§ **Figure dataset records**
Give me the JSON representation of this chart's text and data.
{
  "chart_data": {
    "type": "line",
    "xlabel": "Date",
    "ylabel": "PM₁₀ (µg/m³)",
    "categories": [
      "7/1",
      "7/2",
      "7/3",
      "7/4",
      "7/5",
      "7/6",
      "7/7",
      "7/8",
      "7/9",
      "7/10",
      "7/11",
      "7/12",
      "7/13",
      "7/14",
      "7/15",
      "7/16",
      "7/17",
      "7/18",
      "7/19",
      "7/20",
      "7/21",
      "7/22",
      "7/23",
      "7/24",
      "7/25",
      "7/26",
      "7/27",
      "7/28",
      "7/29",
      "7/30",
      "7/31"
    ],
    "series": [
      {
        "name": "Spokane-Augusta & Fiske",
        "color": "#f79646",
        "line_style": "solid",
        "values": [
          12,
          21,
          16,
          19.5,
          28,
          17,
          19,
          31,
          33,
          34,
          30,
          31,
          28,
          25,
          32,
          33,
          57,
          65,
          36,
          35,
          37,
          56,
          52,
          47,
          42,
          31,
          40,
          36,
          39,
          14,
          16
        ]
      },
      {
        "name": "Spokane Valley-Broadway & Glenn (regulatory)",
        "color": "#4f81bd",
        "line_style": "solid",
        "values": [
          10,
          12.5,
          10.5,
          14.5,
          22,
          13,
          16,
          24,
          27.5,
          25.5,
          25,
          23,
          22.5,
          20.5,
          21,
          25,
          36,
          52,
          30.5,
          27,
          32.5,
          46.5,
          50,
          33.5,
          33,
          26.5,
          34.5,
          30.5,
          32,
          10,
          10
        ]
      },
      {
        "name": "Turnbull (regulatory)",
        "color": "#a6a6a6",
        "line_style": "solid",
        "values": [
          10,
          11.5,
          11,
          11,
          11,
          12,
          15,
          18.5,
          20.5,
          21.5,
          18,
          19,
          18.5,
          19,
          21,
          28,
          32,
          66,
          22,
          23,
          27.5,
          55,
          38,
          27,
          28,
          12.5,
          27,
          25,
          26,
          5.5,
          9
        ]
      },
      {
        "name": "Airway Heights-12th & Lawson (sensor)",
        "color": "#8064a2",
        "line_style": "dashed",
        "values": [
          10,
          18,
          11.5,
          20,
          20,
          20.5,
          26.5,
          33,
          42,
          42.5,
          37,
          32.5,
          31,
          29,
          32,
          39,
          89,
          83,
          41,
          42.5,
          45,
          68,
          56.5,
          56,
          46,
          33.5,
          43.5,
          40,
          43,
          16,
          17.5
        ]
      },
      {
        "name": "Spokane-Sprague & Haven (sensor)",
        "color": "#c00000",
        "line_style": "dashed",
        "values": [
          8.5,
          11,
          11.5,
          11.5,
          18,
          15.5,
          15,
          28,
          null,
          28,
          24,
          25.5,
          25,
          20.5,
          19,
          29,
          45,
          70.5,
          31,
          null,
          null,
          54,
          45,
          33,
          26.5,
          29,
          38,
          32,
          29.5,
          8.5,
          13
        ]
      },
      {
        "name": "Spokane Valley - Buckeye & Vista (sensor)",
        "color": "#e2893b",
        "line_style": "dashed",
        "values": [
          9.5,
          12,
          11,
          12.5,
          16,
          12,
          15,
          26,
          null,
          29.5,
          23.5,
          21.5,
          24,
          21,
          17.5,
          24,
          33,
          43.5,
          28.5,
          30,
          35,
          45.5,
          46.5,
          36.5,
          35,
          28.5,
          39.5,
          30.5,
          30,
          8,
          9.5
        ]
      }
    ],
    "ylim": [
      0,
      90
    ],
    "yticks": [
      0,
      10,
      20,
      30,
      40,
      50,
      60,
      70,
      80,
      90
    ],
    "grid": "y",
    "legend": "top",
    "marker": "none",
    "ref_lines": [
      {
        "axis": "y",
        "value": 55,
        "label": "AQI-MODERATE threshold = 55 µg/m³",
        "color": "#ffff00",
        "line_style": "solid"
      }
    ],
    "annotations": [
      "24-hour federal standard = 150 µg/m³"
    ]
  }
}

§ **Exercise goal**
Select the lines from the entries that include the word "sensor".

§ **Exercise result**
        "name": "Airway Heights-12th & Lawson (sensor)",
        "name": "Spokane-Sprague & Haven (sensor)",
        "name": "Spokane Valley - Buckeye & Vista (sensor)",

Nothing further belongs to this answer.